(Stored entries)
----------

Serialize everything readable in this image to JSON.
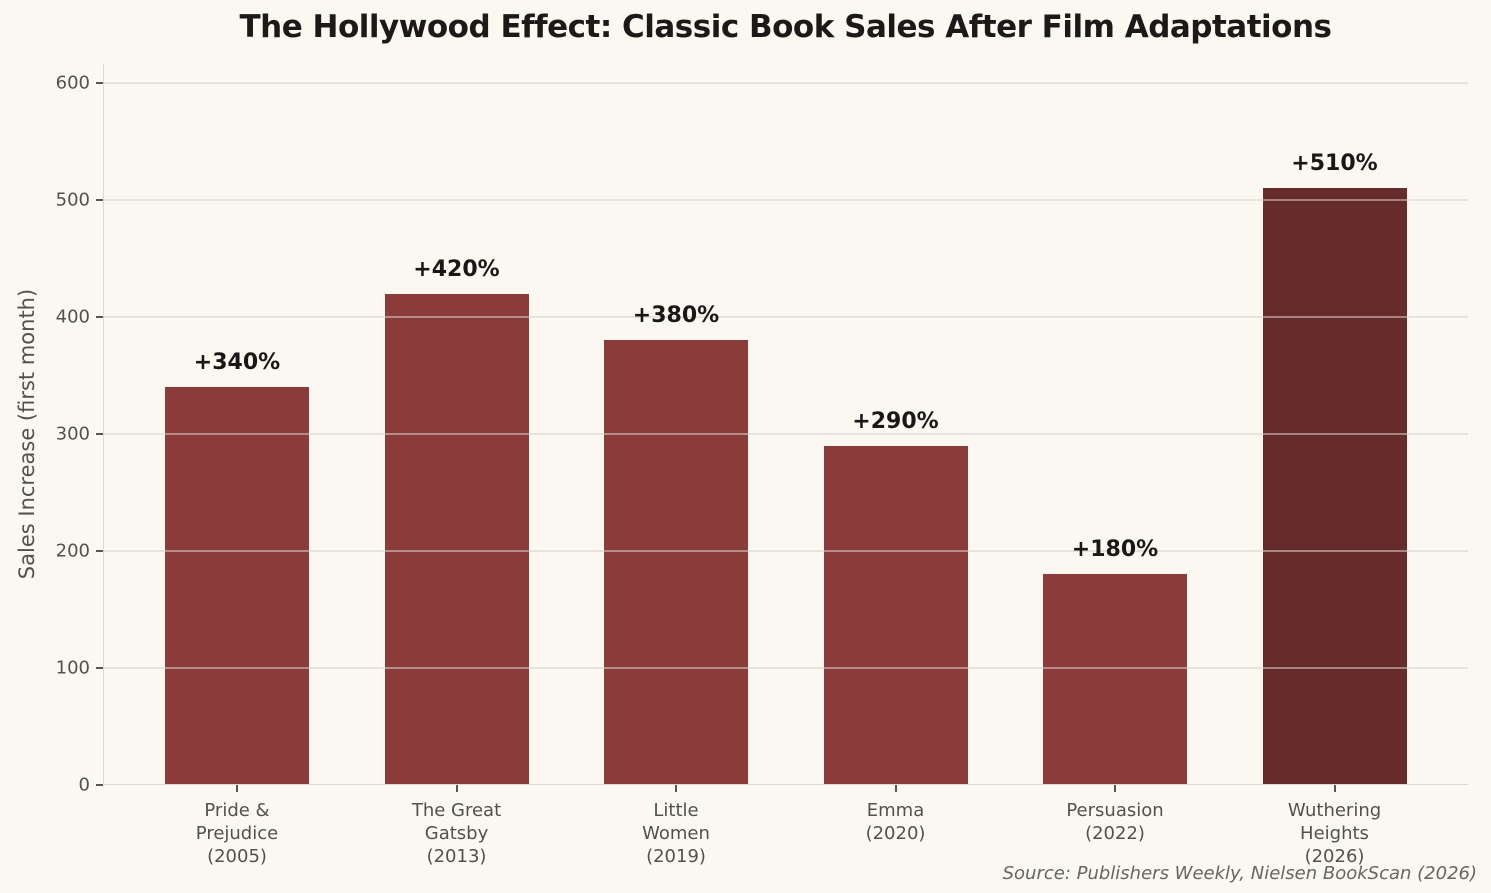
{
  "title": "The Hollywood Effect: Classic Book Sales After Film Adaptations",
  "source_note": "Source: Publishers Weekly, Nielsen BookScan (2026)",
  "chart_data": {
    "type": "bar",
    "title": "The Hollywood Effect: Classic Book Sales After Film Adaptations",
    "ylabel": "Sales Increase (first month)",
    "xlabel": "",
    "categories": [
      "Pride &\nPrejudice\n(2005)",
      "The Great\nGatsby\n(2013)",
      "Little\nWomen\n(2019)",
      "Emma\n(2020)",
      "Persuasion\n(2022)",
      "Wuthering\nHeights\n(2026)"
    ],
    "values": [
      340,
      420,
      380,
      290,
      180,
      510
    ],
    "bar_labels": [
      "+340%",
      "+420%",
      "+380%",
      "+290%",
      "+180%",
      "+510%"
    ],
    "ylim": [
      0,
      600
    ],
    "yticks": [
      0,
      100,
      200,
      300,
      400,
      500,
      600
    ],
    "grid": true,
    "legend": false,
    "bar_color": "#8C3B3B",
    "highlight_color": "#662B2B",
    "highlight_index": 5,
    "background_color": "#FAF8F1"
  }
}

----------

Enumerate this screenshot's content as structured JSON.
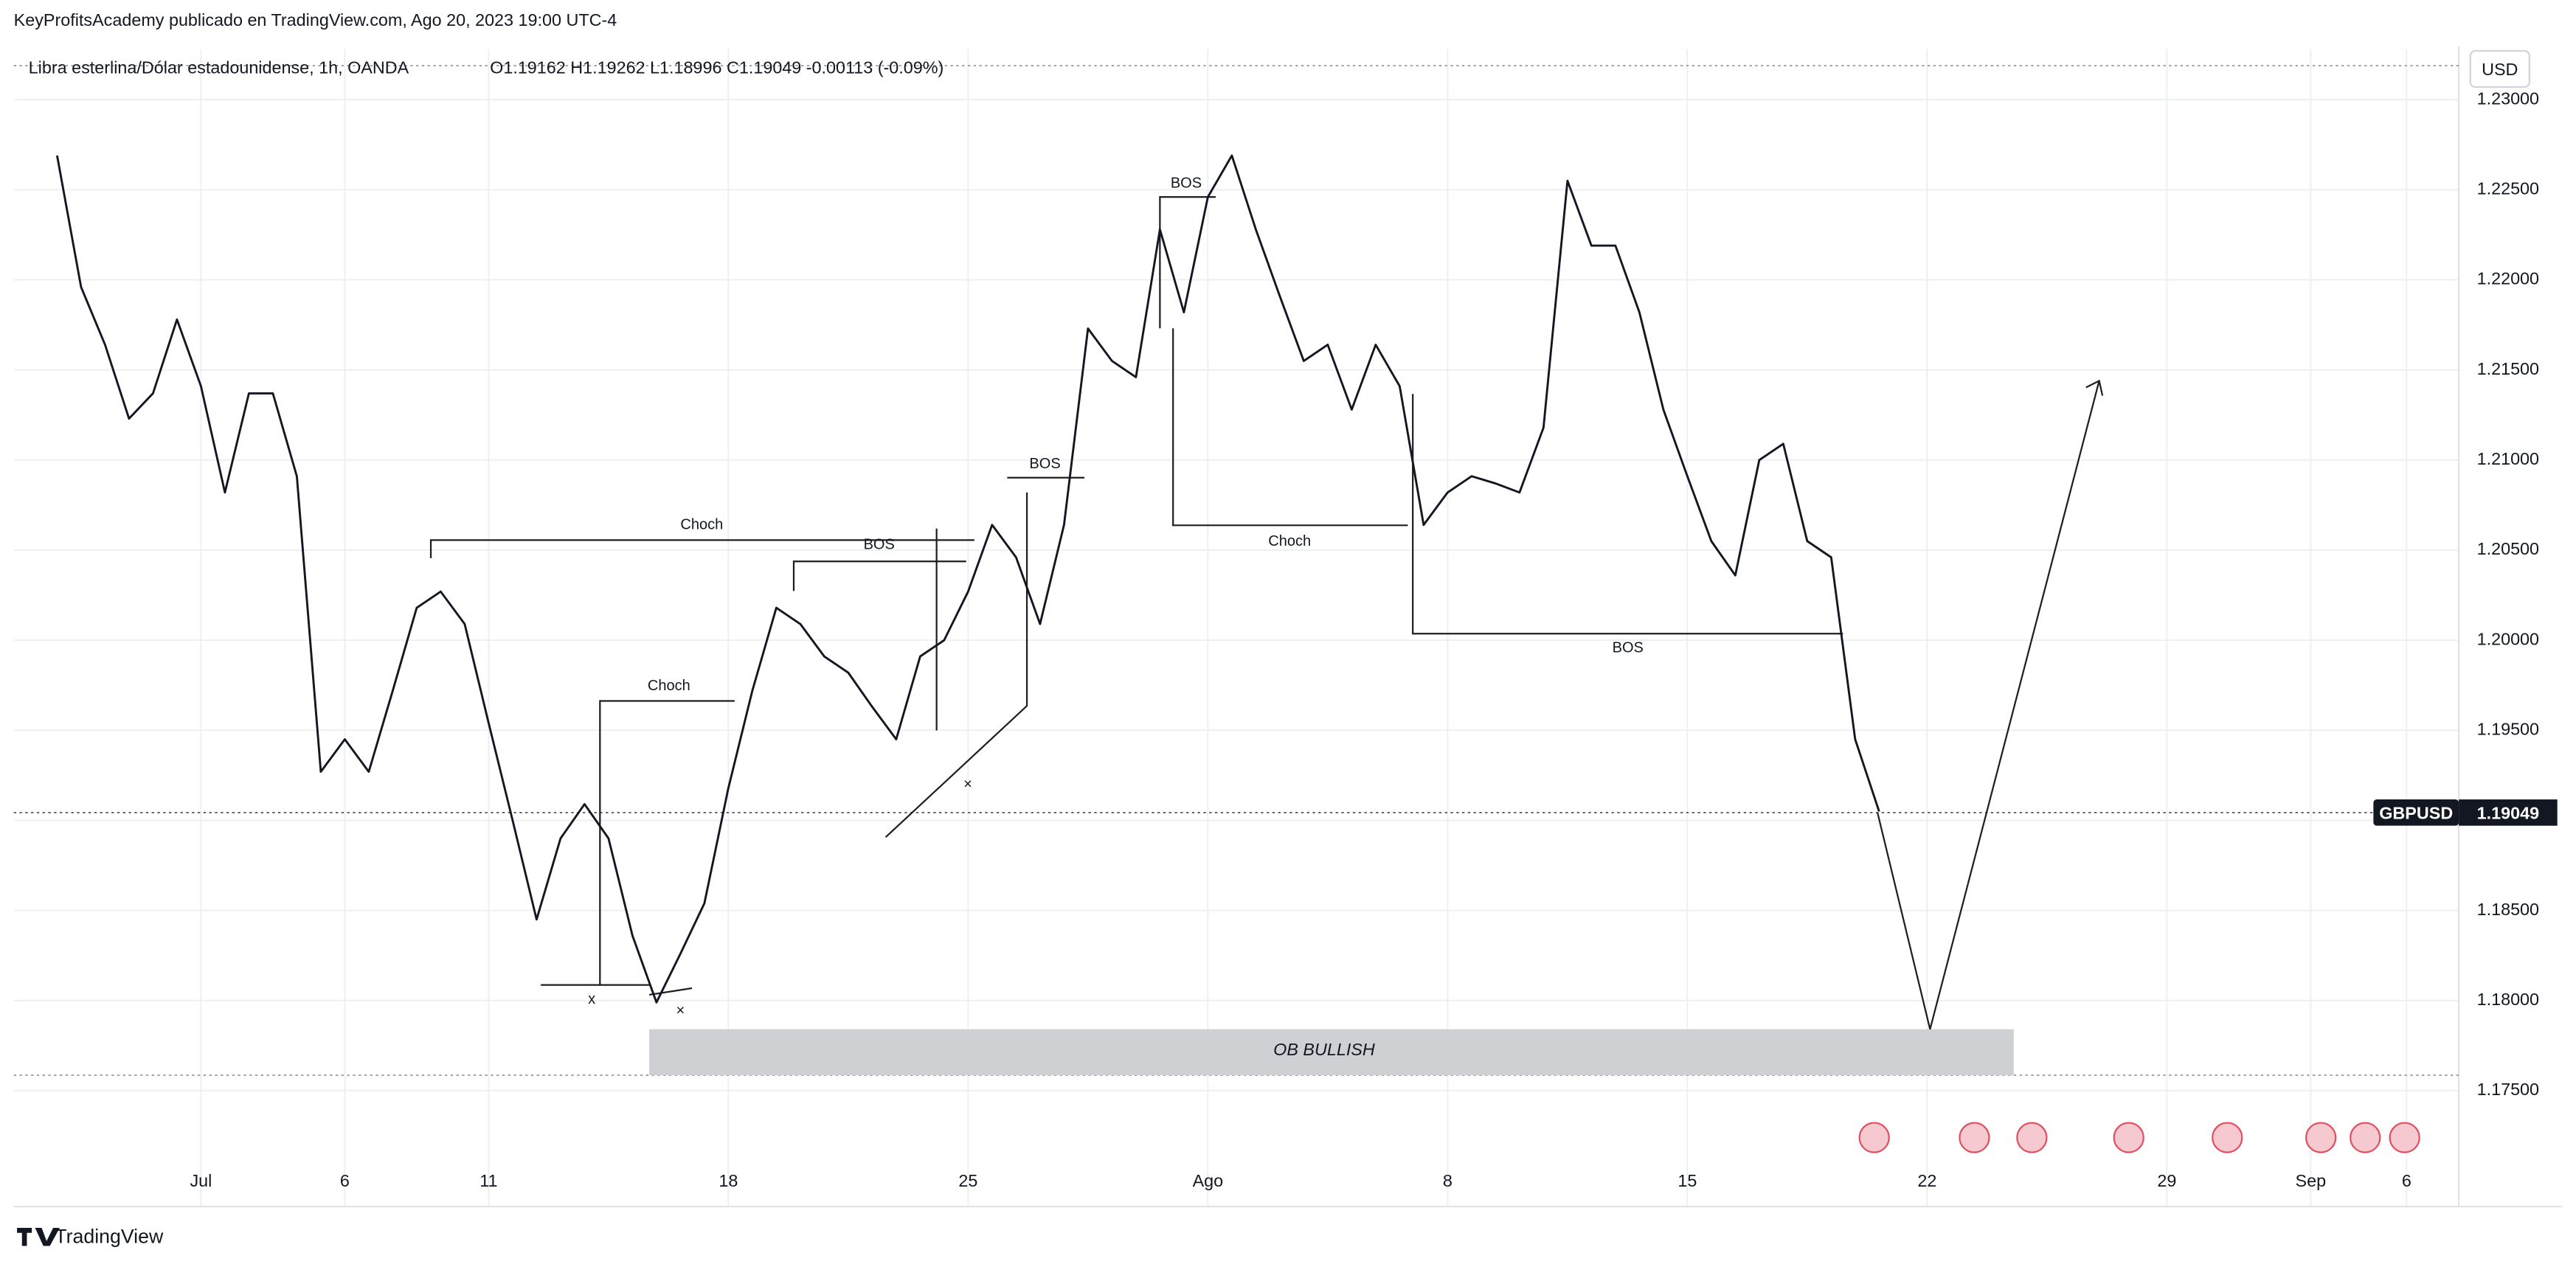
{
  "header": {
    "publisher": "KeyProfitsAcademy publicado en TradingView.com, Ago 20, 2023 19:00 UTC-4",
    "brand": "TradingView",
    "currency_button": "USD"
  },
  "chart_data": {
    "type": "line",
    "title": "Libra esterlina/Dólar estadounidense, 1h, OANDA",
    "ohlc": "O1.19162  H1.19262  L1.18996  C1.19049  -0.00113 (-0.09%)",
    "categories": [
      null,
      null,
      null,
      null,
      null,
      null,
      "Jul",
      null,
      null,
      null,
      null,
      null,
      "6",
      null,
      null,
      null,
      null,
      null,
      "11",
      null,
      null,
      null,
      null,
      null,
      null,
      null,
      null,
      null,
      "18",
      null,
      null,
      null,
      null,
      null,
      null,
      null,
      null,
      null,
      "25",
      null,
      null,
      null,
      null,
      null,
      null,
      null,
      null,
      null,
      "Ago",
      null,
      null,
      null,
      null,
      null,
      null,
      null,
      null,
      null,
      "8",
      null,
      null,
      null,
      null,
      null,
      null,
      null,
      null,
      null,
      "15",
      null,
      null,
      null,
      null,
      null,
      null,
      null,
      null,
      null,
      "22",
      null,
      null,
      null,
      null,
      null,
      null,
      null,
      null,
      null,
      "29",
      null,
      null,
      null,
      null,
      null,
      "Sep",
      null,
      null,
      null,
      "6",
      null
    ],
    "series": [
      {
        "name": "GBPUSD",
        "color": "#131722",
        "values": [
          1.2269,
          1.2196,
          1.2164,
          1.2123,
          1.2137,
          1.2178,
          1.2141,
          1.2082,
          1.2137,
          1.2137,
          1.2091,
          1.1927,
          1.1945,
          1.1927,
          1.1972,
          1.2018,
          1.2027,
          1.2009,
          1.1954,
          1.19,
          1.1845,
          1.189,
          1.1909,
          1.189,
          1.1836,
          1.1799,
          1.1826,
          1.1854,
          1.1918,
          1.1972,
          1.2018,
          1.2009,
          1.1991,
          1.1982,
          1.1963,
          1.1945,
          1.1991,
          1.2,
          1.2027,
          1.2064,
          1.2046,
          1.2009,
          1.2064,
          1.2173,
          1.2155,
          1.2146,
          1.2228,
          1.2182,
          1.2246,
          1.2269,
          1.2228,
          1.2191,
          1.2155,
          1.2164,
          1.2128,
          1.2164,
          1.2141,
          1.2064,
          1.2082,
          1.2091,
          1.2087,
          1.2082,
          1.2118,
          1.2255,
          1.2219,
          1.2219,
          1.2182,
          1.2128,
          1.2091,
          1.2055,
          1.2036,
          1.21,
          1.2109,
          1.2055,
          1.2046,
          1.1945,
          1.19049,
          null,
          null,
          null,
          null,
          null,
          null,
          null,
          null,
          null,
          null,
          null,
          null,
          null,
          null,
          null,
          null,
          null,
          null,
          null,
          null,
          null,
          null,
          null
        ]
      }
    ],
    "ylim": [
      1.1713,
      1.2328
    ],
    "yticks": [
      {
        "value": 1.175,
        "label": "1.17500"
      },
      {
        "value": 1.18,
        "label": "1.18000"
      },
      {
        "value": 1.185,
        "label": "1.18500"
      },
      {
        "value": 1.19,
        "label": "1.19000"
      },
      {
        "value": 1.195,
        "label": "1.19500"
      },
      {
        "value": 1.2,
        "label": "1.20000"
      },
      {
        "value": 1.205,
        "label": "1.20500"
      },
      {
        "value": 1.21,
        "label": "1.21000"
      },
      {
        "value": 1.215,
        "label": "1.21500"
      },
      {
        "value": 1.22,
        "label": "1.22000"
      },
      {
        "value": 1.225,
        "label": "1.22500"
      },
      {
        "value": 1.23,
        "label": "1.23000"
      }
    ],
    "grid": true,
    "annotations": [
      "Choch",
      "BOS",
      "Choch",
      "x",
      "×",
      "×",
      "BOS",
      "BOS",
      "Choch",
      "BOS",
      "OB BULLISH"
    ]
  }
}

----------

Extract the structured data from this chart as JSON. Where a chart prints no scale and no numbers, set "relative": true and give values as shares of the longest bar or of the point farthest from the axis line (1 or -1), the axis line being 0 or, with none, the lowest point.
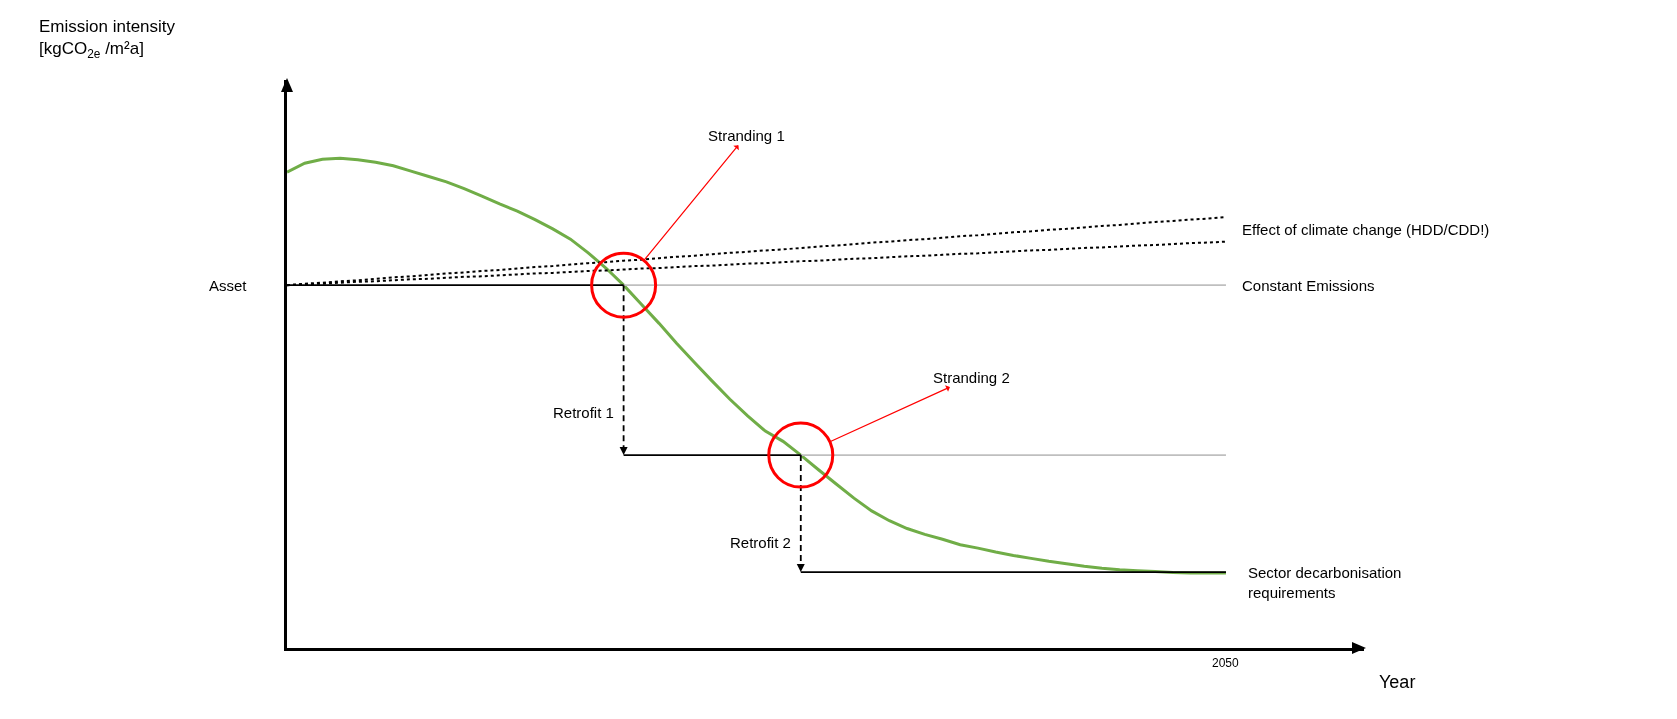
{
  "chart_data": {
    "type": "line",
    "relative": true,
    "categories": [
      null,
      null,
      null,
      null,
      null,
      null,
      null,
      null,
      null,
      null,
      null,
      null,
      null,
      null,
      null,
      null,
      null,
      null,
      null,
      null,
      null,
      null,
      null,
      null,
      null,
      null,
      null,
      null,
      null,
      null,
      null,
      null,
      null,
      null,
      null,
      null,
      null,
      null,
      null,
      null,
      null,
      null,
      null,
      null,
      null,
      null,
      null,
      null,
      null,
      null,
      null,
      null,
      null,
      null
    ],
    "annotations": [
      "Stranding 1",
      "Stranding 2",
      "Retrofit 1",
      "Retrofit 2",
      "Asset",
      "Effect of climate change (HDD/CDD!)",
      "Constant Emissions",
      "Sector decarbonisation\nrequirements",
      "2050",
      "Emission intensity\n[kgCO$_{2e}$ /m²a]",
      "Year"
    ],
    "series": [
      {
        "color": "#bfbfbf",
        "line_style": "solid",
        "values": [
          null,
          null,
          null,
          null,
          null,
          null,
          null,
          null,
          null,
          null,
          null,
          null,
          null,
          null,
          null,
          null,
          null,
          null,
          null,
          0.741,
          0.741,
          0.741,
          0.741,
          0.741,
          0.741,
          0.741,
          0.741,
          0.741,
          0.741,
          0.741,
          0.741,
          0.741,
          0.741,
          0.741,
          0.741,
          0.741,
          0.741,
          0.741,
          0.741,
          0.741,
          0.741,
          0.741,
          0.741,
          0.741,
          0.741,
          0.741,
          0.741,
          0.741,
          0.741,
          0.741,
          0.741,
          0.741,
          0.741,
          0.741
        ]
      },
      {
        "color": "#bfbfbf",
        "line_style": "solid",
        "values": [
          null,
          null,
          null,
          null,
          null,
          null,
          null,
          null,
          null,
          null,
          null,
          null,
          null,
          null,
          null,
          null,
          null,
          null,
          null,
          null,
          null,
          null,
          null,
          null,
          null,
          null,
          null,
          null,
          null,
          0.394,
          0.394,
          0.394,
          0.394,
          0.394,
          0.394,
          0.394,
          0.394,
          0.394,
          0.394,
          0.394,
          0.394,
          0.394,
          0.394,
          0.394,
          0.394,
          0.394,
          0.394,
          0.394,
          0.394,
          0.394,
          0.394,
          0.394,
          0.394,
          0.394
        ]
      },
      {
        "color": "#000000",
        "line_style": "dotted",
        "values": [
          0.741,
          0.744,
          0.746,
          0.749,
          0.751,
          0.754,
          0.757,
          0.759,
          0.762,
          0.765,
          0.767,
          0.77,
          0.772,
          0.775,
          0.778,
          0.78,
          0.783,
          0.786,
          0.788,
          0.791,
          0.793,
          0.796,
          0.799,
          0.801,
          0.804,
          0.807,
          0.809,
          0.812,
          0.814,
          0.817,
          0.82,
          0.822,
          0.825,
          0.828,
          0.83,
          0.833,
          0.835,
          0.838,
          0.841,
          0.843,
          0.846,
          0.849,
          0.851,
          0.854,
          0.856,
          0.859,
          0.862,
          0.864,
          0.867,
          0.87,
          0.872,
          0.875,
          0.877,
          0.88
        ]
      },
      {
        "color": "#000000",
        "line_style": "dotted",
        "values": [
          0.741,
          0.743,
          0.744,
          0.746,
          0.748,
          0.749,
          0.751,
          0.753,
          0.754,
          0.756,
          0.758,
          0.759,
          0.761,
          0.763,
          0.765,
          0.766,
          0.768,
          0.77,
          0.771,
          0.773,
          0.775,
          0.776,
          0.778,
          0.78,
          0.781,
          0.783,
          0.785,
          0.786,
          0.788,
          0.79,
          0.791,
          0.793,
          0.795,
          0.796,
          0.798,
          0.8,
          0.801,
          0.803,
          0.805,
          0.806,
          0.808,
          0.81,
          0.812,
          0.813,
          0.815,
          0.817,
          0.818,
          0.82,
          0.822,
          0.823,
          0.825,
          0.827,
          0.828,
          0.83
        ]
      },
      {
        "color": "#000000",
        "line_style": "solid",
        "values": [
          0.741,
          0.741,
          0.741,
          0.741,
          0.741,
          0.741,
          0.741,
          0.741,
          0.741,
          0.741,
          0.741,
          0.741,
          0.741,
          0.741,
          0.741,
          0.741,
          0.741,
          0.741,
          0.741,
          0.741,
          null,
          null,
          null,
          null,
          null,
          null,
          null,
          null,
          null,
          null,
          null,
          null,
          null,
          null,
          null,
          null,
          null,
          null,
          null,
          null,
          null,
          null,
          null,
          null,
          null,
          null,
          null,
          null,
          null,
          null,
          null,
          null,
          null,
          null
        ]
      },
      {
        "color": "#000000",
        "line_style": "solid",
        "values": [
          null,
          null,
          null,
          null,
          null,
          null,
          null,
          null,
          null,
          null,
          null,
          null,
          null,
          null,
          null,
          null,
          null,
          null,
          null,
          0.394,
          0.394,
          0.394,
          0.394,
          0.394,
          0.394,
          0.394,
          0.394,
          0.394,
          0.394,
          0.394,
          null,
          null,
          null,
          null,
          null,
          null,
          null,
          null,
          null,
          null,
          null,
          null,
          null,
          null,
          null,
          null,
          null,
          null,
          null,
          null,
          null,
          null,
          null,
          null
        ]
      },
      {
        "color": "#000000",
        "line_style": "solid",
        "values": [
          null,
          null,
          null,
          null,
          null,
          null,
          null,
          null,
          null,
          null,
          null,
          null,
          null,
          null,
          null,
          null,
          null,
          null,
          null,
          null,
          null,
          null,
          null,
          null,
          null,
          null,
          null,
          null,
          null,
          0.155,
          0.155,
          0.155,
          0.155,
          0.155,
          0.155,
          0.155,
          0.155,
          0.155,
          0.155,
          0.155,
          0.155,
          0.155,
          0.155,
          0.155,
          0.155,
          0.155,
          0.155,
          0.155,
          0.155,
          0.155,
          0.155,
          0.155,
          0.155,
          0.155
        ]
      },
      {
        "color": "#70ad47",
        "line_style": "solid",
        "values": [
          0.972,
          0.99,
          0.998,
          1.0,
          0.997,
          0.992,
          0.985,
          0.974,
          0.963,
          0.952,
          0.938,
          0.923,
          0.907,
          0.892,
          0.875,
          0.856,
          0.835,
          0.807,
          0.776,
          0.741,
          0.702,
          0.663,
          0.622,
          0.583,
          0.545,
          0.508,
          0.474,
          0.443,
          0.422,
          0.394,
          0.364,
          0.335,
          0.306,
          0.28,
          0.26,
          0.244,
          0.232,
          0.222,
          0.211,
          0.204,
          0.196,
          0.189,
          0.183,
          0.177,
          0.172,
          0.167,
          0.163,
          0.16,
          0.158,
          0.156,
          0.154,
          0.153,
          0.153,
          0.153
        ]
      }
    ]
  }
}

----------

◆ **OBJECTIVE**: Of the lines in the data, how many hold the string "true"? State the number, nothing else.

◆ **RESPONSE TO THIS EXERCISE**: 4